__Problem requirements__: Return the material below in full and exactly.

↓↓↓

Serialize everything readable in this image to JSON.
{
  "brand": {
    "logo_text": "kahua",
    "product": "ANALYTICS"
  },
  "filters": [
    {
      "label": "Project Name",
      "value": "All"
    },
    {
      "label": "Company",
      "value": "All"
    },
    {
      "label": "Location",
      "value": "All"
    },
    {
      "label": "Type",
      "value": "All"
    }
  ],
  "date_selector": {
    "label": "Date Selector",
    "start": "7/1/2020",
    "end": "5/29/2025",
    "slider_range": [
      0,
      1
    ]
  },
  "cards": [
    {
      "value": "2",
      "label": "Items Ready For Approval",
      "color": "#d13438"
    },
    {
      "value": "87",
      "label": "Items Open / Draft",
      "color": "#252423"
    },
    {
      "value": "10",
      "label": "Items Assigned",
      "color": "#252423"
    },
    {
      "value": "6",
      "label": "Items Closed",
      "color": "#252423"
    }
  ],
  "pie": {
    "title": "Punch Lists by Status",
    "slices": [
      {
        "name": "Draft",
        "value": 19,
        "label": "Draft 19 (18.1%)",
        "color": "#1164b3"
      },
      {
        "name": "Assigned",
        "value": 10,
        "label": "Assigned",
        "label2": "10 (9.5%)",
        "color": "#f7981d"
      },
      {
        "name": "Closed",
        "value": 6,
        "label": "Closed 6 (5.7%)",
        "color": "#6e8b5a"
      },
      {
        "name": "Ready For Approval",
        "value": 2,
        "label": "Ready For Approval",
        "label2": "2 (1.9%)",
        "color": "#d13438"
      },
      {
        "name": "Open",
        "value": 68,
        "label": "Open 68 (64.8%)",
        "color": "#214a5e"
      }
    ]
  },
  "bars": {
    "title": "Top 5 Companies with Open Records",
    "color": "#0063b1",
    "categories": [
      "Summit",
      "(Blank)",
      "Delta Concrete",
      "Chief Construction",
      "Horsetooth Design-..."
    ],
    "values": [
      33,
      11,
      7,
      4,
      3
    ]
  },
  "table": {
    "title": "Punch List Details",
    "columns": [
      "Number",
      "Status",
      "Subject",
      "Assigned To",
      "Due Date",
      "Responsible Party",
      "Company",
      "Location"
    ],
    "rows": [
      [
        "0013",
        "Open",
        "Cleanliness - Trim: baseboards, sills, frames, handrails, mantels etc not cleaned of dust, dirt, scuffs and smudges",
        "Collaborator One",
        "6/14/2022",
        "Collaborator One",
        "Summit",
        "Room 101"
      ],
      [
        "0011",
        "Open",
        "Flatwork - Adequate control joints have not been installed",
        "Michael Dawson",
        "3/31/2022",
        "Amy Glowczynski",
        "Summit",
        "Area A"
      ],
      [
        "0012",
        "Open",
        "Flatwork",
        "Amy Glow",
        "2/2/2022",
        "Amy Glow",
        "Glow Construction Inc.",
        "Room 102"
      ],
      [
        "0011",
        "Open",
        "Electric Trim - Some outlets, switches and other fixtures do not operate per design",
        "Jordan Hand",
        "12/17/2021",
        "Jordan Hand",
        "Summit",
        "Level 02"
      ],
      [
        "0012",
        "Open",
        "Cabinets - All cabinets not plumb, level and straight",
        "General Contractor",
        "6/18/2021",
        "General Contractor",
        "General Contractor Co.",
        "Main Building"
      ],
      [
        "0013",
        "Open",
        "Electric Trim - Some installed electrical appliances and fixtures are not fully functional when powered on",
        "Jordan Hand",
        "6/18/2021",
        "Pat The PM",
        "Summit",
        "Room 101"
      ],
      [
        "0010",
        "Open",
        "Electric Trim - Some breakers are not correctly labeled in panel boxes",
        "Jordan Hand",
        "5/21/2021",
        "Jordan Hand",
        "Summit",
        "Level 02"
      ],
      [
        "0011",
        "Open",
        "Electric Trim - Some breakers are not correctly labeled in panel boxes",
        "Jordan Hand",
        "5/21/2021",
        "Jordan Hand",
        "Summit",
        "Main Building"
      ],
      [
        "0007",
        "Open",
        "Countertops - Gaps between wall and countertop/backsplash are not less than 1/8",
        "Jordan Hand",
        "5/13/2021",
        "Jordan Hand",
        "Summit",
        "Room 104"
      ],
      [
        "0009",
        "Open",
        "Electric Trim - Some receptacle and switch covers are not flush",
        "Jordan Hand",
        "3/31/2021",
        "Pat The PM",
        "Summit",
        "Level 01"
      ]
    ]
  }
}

↑↑↑

__Result for this task__:
Serialize everything readable in this image to JSON.
{
  "brand": {
    "logo_text": "kahua",
    "product": "ANALYTICS"
  },
  "filters": [
    {
      "label": "Project Name",
      "value": "All"
    },
    {
      "label": "Company",
      "value": "All"
    },
    {
      "label": "Location",
      "value": "All"
    },
    {
      "label": "Type",
      "value": "All"
    }
  ],
  "date_selector": {
    "label": "Date Selector",
    "start": "7/1/2020",
    "end": "5/29/2025",
    "slider_range": [
      0,
      1
    ]
  },
  "cards": [
    {
      "value": "2",
      "label": "Items Ready For Approval",
      "color": "#d13438"
    },
    {
      "value": "87",
      "label": "Items Open / Draft",
      "color": "#252423"
    },
    {
      "value": "10",
      "label": "Items Assigned",
      "color": "#252423"
    },
    {
      "value": "6",
      "label": "Items Closed",
      "color": "#252423"
    }
  ],
  "pie": {
    "title": "Punch Lists by Status",
    "slices": [
      {
        "name": "Draft",
        "value": 19,
        "label": "Draft 19 (18.1%)",
        "color": "#1164b3"
      },
      {
        "name": "Assigned",
        "value": 10,
        "label": "Assigned",
        "label2": "10 (9.5%)",
        "color": "#f7981d"
      },
      {
        "name": "Closed",
        "value": 6,
        "label": "Closed 6 (5.7%)",
        "color": "#6e8b5a"
      },
      {
        "name": "Ready For Approval",
        "value": 2,
        "label": "Ready For Approval",
        "label2": "2 (1.9%)",
        "color": "#d13438"
      },
      {
        "name": "Open",
        "value": 68,
        "label": "Open 68 (64.8%)",
        "color": "#214a5e"
      }
    ]
  },
  "bars": {
    "title": "Top 5 Companies with Open Records",
    "color": "#0063b1",
    "categories": [
      "Summit",
      "(Blank)",
      "Delta Concrete",
      "Chief Construction",
      "Horsetooth Design-..."
    ],
    "values": [
      33,
      11,
      7,
      4,
      3
    ]
  },
  "table": {
    "title": "Punch List Details",
    "columns": [
      "Number",
      "Status",
      "Subject",
      "Assigned To",
      "Due Date",
      "Responsible Party",
      "Company",
      "Location"
    ],
    "rows": [
      [
        "0013",
        "Open",
        "Cleanliness - Trim: baseboards, sills, frames, handrails, mantels etc not cleaned of dust, dirt, scuffs and smudges",
        "Collaborator One",
        "6/14/2022",
        "Collaborator One",
        "Summit",
        "Room 101"
      ],
      [
        "0011",
        "Open",
        "Flatwork - Adequate control joints have not been installed",
        "Michael Dawson",
        "3/31/2022",
        "Amy Glowczynski",
        "Summit",
        "Area A"
      ],
      [
        "0012",
        "Open",
        "Flatwork",
        "Amy Glow",
        "2/2/2022",
        "Amy Glow",
        "Glow Construction Inc.",
        "Room 102"
      ],
      [
        "0011",
        "Open",
        "Electric Trim - Some outlets, switches and other fixtures do not operate per design",
        "Jordan Hand",
        "12/17/2021",
        "Jordan Hand",
        "Summit",
        "Level 02"
      ],
      [
        "0012",
        "Open",
        "Cabinets - All cabinets not plumb, level and straight",
        "General Contractor",
        "6/18/2021",
        "General Contractor",
        "General Contractor Co.",
        "Main Building"
      ],
      [
        "0013",
        "Open",
        "Electric Trim - Some installed electrical appliances and fixtures are not fully functional when powered on",
        "Jordan Hand",
        "6/18/2021",
        "Pat The PM",
        "Summit",
        "Room 101"
      ],
      [
        "0010",
        "Open",
        "Electric Trim - Some breakers are not correctly labeled in panel boxes",
        "Jordan Hand",
        "5/21/2021",
        "Jordan Hand",
        "Summit",
        "Level 02"
      ],
      [
        "0011",
        "Open",
        "Electric Trim - Some breakers are not correctly labeled in panel boxes",
        "Jordan Hand",
        "5/21/2021",
        "Jordan Hand",
        "Summit",
        "Main Building"
      ],
      [
        "0007",
        "Open",
        "Countertops - Gaps between wall and countertop/backsplash are not less than 1/8",
        "Jordan Hand",
        "5/13/2021",
        "Jordan Hand",
        "Summit",
        "Room 104"
      ],
      [
        "0009",
        "Open",
        "Electric Trim - Some receptacle and switch covers are not flush",
        "Jordan Hand",
        "3/31/2021",
        "Pat The PM",
        "Summit",
        "Level 01"
      ]
    ]
  }
}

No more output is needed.